** begin Entries shown **

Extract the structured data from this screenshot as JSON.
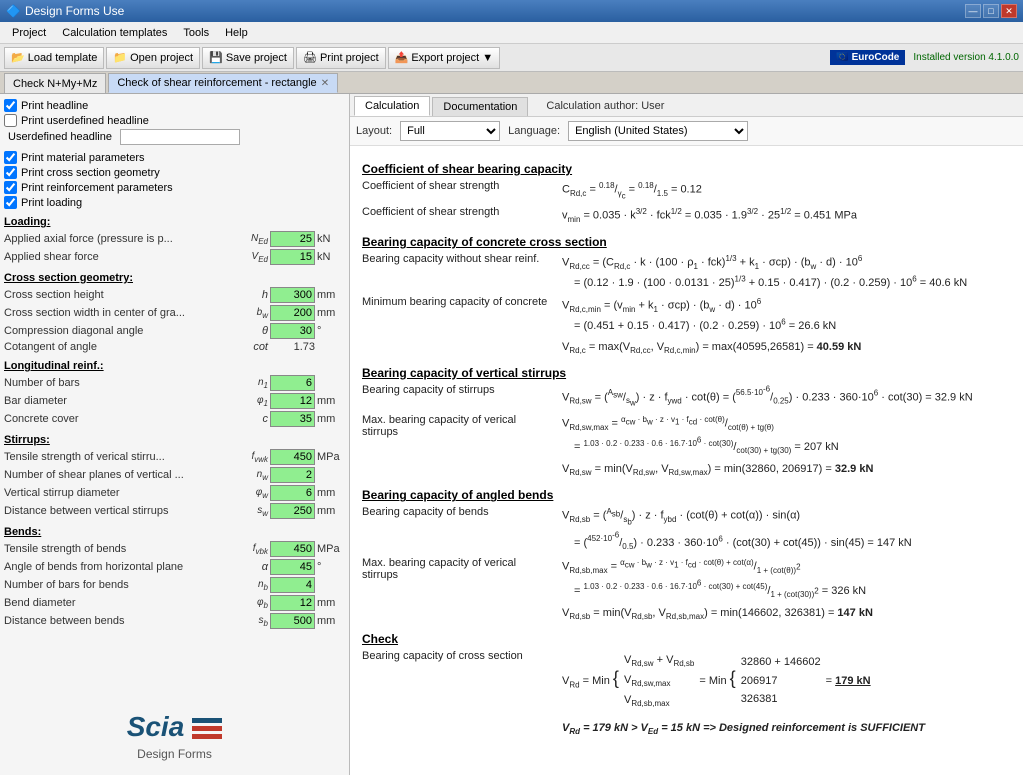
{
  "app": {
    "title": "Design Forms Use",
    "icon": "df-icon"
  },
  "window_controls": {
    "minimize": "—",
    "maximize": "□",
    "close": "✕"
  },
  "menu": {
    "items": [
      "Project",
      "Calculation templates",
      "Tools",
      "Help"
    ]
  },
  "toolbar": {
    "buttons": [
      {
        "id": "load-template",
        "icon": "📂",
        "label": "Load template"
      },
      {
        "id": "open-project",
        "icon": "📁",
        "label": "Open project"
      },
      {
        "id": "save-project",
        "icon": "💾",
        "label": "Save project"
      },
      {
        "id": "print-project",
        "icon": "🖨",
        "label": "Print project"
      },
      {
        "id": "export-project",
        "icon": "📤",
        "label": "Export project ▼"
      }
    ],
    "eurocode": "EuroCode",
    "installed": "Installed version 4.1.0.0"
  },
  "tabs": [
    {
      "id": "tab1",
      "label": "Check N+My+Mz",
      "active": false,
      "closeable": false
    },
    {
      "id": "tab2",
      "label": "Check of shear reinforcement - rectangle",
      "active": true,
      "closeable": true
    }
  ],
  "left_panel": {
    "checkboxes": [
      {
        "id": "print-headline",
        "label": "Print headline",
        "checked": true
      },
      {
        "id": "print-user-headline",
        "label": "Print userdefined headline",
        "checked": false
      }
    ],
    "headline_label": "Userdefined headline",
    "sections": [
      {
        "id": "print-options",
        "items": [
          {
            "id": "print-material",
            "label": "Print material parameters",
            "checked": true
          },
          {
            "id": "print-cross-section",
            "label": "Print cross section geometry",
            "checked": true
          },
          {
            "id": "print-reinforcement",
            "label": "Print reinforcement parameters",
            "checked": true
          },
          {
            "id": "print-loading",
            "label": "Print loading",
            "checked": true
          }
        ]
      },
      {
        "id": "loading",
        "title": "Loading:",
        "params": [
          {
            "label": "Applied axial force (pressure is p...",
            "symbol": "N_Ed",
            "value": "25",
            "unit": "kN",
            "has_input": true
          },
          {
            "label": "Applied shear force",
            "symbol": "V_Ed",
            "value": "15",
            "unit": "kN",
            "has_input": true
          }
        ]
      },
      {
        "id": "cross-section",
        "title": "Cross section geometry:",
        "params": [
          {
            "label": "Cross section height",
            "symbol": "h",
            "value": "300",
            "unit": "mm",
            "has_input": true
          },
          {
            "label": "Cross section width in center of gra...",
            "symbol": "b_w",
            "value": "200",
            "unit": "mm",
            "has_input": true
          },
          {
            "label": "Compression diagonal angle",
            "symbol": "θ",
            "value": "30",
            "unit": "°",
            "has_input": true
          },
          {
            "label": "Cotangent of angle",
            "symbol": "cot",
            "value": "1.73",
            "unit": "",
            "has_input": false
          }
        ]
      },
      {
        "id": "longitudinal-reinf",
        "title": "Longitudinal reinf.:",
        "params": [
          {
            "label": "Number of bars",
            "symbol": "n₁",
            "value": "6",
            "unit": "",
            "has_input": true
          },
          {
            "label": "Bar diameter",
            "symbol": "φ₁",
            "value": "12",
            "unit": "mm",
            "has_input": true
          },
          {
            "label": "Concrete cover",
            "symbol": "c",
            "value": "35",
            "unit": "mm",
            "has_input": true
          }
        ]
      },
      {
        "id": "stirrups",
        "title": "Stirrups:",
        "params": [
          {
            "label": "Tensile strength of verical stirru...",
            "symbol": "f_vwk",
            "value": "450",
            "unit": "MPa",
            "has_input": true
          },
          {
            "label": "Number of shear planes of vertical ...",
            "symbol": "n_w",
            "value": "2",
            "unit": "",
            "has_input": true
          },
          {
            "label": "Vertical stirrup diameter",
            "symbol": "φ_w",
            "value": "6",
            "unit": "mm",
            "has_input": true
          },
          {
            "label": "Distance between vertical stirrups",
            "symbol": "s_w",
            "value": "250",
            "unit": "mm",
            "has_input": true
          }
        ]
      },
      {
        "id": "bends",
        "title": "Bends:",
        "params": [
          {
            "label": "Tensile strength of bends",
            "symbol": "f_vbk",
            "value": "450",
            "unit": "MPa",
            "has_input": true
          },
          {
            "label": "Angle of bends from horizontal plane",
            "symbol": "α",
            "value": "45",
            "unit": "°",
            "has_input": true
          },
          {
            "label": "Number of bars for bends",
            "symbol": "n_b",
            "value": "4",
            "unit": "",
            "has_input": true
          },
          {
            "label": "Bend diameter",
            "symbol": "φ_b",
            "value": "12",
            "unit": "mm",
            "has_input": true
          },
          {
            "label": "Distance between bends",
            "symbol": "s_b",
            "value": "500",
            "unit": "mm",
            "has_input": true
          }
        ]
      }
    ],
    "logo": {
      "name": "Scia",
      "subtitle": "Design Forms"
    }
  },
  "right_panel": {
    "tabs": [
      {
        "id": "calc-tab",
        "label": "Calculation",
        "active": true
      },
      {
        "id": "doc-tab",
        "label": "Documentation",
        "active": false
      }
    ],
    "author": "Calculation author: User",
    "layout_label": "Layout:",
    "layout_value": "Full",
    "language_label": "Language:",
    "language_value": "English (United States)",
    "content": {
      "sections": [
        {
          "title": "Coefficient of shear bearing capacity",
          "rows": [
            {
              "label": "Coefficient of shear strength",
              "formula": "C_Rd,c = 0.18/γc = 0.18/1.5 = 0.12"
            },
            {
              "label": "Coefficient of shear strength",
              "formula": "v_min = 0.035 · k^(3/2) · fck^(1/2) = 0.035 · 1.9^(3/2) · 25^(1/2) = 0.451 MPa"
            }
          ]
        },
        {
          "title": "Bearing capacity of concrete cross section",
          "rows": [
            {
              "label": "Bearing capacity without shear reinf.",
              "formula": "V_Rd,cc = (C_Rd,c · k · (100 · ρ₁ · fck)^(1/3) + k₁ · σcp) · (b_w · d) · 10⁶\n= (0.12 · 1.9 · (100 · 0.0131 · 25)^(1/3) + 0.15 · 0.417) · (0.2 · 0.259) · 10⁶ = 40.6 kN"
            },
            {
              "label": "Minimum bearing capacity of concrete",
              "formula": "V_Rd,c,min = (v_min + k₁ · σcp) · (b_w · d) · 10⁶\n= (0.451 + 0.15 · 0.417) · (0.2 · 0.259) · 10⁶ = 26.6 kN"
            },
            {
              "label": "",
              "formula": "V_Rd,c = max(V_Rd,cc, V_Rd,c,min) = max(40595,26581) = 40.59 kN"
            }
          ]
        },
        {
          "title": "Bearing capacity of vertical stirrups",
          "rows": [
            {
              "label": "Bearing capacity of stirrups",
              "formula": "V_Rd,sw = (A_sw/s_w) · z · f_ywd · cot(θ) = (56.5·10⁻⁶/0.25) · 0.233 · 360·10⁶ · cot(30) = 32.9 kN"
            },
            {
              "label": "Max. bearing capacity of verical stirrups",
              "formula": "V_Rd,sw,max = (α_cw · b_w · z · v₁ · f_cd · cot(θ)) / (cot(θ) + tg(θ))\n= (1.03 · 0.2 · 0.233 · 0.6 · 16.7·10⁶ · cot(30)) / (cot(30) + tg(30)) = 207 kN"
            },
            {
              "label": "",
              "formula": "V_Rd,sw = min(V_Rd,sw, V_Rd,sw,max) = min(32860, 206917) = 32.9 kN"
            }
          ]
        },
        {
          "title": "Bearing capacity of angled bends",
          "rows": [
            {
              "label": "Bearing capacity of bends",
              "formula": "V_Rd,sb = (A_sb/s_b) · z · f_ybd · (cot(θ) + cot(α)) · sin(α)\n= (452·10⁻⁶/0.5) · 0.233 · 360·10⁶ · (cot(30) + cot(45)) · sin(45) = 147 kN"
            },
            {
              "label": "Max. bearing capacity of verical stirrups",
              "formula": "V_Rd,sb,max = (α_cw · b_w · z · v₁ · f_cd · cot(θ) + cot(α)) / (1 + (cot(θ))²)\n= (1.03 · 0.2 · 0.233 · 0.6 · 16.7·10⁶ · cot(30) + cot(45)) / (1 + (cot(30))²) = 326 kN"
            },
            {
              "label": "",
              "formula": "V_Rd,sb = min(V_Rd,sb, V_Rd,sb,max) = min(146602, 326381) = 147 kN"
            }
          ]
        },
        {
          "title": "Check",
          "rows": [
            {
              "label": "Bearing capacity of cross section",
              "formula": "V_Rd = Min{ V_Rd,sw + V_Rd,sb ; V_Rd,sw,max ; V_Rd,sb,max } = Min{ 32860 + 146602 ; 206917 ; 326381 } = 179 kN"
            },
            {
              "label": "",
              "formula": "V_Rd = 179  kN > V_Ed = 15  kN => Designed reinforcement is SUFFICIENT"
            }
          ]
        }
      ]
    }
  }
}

** end Entries shown **
** begin Entries shown **

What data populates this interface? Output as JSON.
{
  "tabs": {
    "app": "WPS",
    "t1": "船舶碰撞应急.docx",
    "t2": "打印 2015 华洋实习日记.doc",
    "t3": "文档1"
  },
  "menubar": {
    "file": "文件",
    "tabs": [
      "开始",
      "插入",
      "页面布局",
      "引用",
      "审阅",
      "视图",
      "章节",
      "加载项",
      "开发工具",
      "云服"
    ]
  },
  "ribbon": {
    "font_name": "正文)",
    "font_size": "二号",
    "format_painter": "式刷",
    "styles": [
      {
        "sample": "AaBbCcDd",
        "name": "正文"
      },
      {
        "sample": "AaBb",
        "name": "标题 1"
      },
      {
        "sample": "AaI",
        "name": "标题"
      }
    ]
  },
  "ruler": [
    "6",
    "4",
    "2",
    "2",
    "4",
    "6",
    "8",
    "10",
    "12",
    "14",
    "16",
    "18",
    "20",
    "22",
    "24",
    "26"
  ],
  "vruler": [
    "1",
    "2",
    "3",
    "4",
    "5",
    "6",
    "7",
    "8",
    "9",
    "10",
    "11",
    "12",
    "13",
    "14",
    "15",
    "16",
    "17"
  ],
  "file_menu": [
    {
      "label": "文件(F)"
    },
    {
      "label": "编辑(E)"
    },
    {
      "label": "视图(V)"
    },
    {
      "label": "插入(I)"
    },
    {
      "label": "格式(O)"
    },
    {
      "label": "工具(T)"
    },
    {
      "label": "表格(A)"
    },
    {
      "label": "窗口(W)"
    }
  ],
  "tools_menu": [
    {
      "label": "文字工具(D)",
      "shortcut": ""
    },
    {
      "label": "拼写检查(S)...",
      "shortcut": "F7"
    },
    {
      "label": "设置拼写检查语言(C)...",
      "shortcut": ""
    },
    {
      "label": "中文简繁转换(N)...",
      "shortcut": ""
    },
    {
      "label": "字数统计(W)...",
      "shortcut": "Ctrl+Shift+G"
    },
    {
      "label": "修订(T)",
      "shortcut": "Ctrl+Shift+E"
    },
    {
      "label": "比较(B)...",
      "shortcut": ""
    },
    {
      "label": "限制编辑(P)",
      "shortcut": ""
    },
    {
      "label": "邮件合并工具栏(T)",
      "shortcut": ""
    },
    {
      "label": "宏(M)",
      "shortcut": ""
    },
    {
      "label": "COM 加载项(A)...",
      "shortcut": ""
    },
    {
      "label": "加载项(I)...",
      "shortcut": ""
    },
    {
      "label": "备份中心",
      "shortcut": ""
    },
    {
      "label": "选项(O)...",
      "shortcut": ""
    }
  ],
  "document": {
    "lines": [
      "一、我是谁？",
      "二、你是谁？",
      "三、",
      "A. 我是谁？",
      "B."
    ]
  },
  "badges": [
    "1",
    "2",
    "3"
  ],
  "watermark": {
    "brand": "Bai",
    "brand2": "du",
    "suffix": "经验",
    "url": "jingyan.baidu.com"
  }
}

** end Entries shown **

### Stated task
Copy all lines from the material that hold "Shift".

### Result of the exercise
      "shortcut": "Ctrl+Shift+G"
      "shortcut": "Ctrl+Shift+E"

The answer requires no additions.